Answer with one number: how many lines have "once".

** START **

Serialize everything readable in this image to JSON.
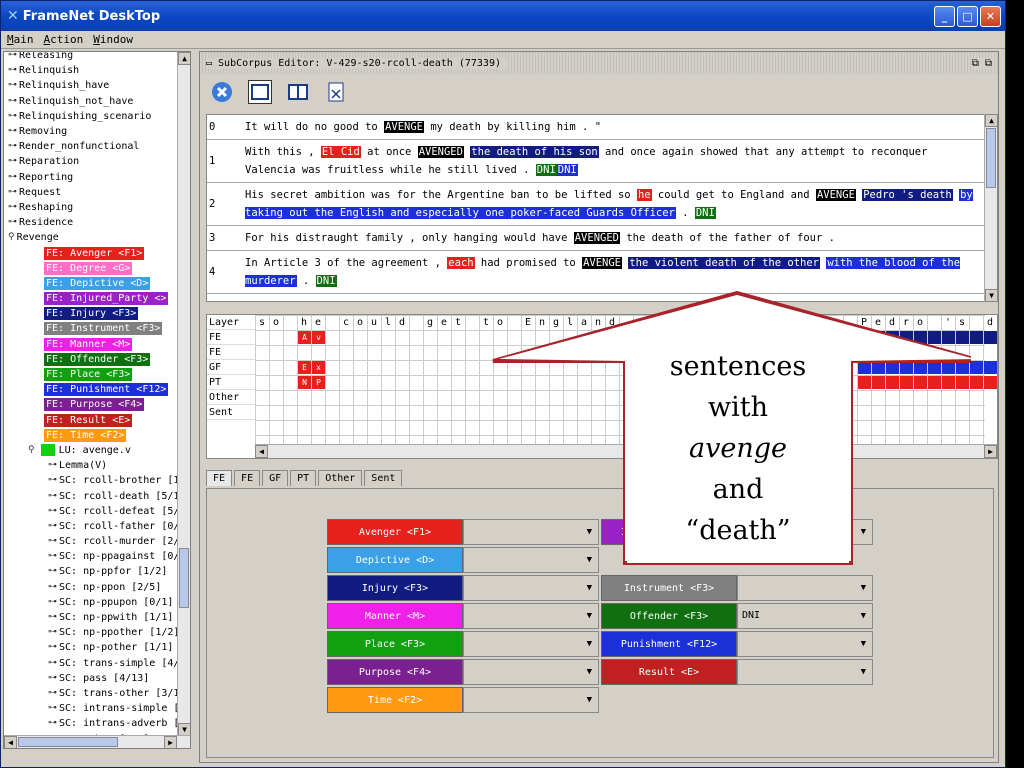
{
  "window": {
    "title": "FrameNet DeskTop"
  },
  "menu": [
    "Main",
    "Action",
    "Window"
  ],
  "tree": {
    "frames": [
      "Releasing",
      "Relinquish",
      "Relinquish_have",
      "Relinquish_not_have",
      "Relinquishing_scenario",
      "Removing",
      "Render_nonfunctional",
      "Reparation",
      "Reporting",
      "Request",
      "Reshaping",
      "Residence",
      "Revenge"
    ],
    "fes": [
      {
        "label": "FE: Avenger <F1>",
        "color": "#e8201c"
      },
      {
        "label": "FE: Degree <G>",
        "color": "#ff6ec7"
      },
      {
        "label": "FE: Depictive <D>",
        "color": "#3aa0e8"
      },
      {
        "label": "FE: Injured_Party <>",
        "color": "#9a20c8"
      },
      {
        "label": "FE: Injury <F3>",
        "color": "#101c80"
      },
      {
        "label": "FE: Instrument <F3>",
        "color": "#808080"
      },
      {
        "label": "FE: Manner <M>",
        "color": "#f020e8"
      },
      {
        "label": "FE: Offender <F3>",
        "color": "#107010"
      },
      {
        "label": "FE: Place <F3>",
        "color": "#10a010"
      },
      {
        "label": "FE: Punishment <F12>",
        "color": "#1c30d8"
      },
      {
        "label": "FE: Purpose <F4>",
        "color": "#7a2090"
      },
      {
        "label": "FE: Result <E>",
        "color": "#c02020"
      },
      {
        "label": "FE: Time <F2>",
        "color": "#ff9a10"
      }
    ],
    "lu": "LU: avenge.v",
    "lemma": "Lemma(V)",
    "scs": [
      "SC: rcoll-brother [1/",
      "SC: rcoll-death [5/1",
      "SC: rcoll-defeat [5/",
      "SC: rcoll-father [0/",
      "SC: rcoll-murder [2/",
      "SC: np-ppagainst [0/",
      "SC: np-ppfor [1/2]",
      "SC: np-ppon [2/5]",
      "SC: np-ppupon [0/1]",
      "SC: np-ppwith [1/1]",
      "SC: np-ppother [1/2]",
      "SC: np-pother [1/1]",
      "SC: trans-simple [4/",
      "SC: pass [4/13]",
      "SC: trans-other [3/1",
      "SC: intrans-simple [",
      "SC: intrans-adverb [",
      "SC: other [1/5]"
    ]
  },
  "editor": {
    "title": "SubCorpus Editor: V-429-s20-rcoll-death (77339)",
    "sentences": [
      {
        "num": "0",
        "parts": [
          [
            "It will do no good to ",
            ""
          ],
          [
            "AVENGE",
            "#000"
          ],
          [
            " my death by killing him . \"",
            ""
          ]
        ]
      },
      {
        "num": "1",
        "parts": [
          [
            "With this , ",
            ""
          ],
          [
            "El Cid",
            "#e8201c"
          ],
          [
            " at once ",
            ""
          ],
          [
            "AVENGED",
            "#000"
          ],
          [
            " ",
            ""
          ],
          [
            "the death of his son",
            "#101c80"
          ],
          [
            " and once again showed that any attempt to reconquer Valencia was fruitless while he still lived . ",
            ""
          ],
          [
            "DNI",
            "#107010"
          ],
          [
            "DNI",
            "#1c30d8"
          ]
        ]
      },
      {
        "num": "2",
        "parts": [
          [
            "His secret ambition was for the Argentine ban to be lifted so ",
            ""
          ],
          [
            "he",
            "#e8201c"
          ],
          [
            " could get to England and ",
            ""
          ],
          [
            "AVENGE",
            "#000"
          ],
          [
            " ",
            ""
          ],
          [
            "Pedro 's death",
            "#101c80"
          ],
          [
            " ",
            ""
          ],
          [
            "by taking out the English and especially one poker-faced Guards Officer",
            "#1c30d8"
          ],
          [
            " . ",
            ""
          ],
          [
            "DNI",
            "#107010"
          ]
        ]
      },
      {
        "num": "3",
        "parts": [
          [
            "For his distraught family , only hanging would have ",
            ""
          ],
          [
            "AVENGED",
            "#000"
          ],
          [
            " the death of the father of four .",
            ""
          ]
        ]
      },
      {
        "num": "4",
        "parts": [
          [
            "In Article 3 of the agreement , ",
            ""
          ],
          [
            "each",
            "#e8201c"
          ],
          [
            " had promised to ",
            ""
          ],
          [
            "AVENGE",
            "#000"
          ],
          [
            " ",
            ""
          ],
          [
            "the violent death of the other",
            "#101c80"
          ],
          [
            " ",
            ""
          ],
          [
            "with the blood of the murderer",
            "#1c30d8"
          ],
          [
            " . ",
            ""
          ],
          [
            "DNI",
            "#107010"
          ]
        ]
      }
    ],
    "layers": [
      "Layer",
      "FE",
      "FE",
      "GF",
      "PT",
      "Other",
      "Sent"
    ],
    "letters": [
      "s",
      "o",
      "",
      "h",
      "e",
      "",
      "c",
      "o",
      "u",
      "l",
      "d",
      "",
      "g",
      "e",
      "t",
      "",
      "t",
      "o",
      "",
      "E",
      "n",
      "g",
      "l",
      "a",
      "n",
      "d",
      "",
      "a",
      "n",
      "d",
      "",
      "",
      "",
      "",
      "",
      "",
      "",
      "",
      "",
      "",
      "",
      "",
      "",
      "P",
      "e",
      "d",
      "r",
      "o",
      "",
      "'",
      "s",
      "",
      "d",
      "e",
      "a",
      "t",
      "h"
    ],
    "tabs": [
      "FE",
      "FE",
      "GF",
      "PT",
      "Other",
      "Sent"
    ],
    "fe_buttons": [
      {
        "label": "Avenger <F1>",
        "color": "#e8201c",
        "value": ""
      },
      {
        "label": "Injured_Party <>",
        "color": "#9a20c8",
        "value": ""
      },
      {
        "label": "Depictive <D>",
        "color": "#3aa0e8",
        "value": ""
      },
      {
        "label": "Injury <F3>",
        "color": "#101c80",
        "value": ""
      },
      {
        "label": "Instrument <F3>",
        "color": "#808080",
        "value": ""
      },
      {
        "label": "Manner <M>",
        "color": "#f020e8",
        "value": ""
      },
      {
        "label": "Offender <F3>",
        "color": "#107010",
        "value": "DNI"
      },
      {
        "label": "Place <F3>",
        "color": "#10a010",
        "value": ""
      },
      {
        "label": "Punishment <F12>",
        "color": "#1c30d8",
        "value": ""
      },
      {
        "label": "Purpose <F4>",
        "color": "#7a2090",
        "value": ""
      },
      {
        "label": "Result <E>",
        "color": "#c02020",
        "value": ""
      },
      {
        "label": "Time <F2>",
        "color": "#ff9a10",
        "value": ""
      }
    ]
  },
  "callout": {
    "line1": "sentences",
    "line2": "with",
    "line3": "avenge",
    "line4": "and",
    "line5": "“death”"
  }
}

** END **

Result - 2